* Excerpted passage *
::::
C+

The irresponsibility of Jurassic World is alive and well at Camp Cretaceous

TV Reviews Pre-Air
The irresponsibility of Jurassic World is alive and well at Camp Cretaceous
Jurassic World: Camp Cretaceous Image: Courtesy of Netflix

The Jurassic Park film series has spanned 27 years and five movies, with a sixth in production—but until now, it hasn’t spawned an animated TV spin-off. This feels like an uncharacteristic act of restraint for a property that has been winking at its own merchandising blitz since midway through the first 1993 film. Sure, the Jurassic movies are essentially creature horror designed to lure in kids on the cusp of PG-13 readiness and give them expertly rendered nightmares, but they’ve also inspired elaborate toy lines; anyway, everything from the R-rated RoboCop to the publicly rejected 1998 Godzilla has taken a shot at Saturday morning glory over the years. Jurassic World: Camp Cretaceous arrives on the scene so late that Saturday morning cartoons are already extinct; it has to find a habitat on Netflix instead.

Despite its retro-sounding name (nonsensical pitch: It’s Camp Candy, but with dinosaurs!), Camp Cretaceous fits the model of the modern integrated multi-platform franchise. The eight-episode first season takes place during the events of Jurassic World, elsewhere in the reconstituted dinosaur theme park. One set piece from that Colin Trevorrow blockbuster even takes place in the distant background of a scene here. Bryce Dallas Howard’s Claire Dearing does not appear, but counselors Roxie (Jameela Jamil) and Dave (Glen Powell) do talk about trying to get ahold of her. They don’t realize that at this stage of the film, Claire is still a child-hating monster; that must be why she never mentioned the campers during the film.

And yes, there is an actual camp in the middle of the Jurassic World theme park. Camp Cretaceous syncs up perfectly with its live-action cousin, not just in the details of its plot but how that plot’s momentum is sped up by pure, abject stupidity, far exceeding mere man-tampers-with-nature hubris. The camp’s testing phase involves bringing six kids to the island without their own guardians, giving them plenty of downtime, and instituting minimal security even after the counselors belatedly realize that young teenagers, left to their own devices, will go poke around the dinosaur cages. Lead character Darius (Paul-Mikél Williams) isn’t looking for trouble; he’s just over the moon about the opportunity to see the real-live dinosaurs he still obsesses over, earning the “dino-nerd” moniker the other kids stick on him. Camp Cretaceous isn’t especially astute in terms of teenage sociology, but it is clever about portraying the tween-to-teen age where a lot of kids find their dinosaur obsession diminishing. For family-related reasons that are gradually explained through flashbacks, Darius holds fast to his dream of exploring Jurassic World.

Darius wins a place at Camp Cretaceous through a video game competition; the other test-case slots go to Kenji (Ryan Potter), an older and annoyingly self-assured rich kid whose dad bought him into the camp; Brooklynn (Jenna Ortega), a young vlogger whose online clout means that she is the only camper allowed to bring her phone; Yaz (Kausar Mohammed), an athlete who has accepted corporate sponsorship from the park; Sammy (Raini Rodriguez), an enthusiastic farm girl; and Ben (Sean Giambrone), a nervous type who evinces no interest in being there at all.
::::
* Data records *
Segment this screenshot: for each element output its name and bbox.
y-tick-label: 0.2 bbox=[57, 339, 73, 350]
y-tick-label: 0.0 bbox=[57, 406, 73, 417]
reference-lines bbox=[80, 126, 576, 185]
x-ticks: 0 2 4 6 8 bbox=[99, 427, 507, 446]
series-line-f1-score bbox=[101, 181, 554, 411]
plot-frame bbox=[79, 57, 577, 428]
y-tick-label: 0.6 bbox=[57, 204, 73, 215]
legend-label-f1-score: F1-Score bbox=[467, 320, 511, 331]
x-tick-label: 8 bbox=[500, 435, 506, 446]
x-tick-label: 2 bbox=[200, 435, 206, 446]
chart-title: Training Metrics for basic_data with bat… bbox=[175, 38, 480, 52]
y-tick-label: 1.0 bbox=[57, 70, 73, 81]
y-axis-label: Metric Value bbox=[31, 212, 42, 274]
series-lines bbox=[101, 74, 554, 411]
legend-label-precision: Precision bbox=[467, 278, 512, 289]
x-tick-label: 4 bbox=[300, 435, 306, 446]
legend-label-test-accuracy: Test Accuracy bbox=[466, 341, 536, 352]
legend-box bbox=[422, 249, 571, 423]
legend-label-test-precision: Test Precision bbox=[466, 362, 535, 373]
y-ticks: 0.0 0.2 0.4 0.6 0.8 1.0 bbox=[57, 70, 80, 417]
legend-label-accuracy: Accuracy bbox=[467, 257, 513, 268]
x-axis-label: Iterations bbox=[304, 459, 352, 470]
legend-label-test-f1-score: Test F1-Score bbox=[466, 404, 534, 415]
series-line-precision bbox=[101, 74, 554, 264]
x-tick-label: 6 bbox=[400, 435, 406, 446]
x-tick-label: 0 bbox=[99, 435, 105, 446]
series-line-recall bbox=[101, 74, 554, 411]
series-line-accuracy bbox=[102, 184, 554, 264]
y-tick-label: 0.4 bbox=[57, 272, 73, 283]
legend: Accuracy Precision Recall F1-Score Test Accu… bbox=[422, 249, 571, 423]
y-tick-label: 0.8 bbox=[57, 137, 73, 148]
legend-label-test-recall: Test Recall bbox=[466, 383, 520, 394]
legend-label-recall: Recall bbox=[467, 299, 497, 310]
::::
* Action item A *
According to the review, how does Darius earn his spot at Camp Cretaceous?
* Action item B *
Quote the review from "Despite its retro-sounding" to "during the film.", word for word.
The data has no connection to the review.

* Expected output A *
He wins it through a video game competition.

* Expected output B *
Despite its retro-sounding name (nonsensical pitch: It’s Camp Candy, but with dinosaurs!), Camp Cretaceous fits the model of the modern integrated multi-platform franchise. The eight-episode first season takes place during the events of Jurassic World, elsewhere in the reconstituted dinosaur theme park. One set piece from that Colin Trevorrow blockbuster even takes place in the distant background of a scene here. Bryce Dallas Howard’s Claire Dearing does not appear, but counselors Roxie (Jameela Jamil) and Dave (Glen Powell) do talk about trying to get ahold of her. They don’t realize that at this stage of the film, Claire is still a child-hating monster; that must be why she never mentioned the campers during the film.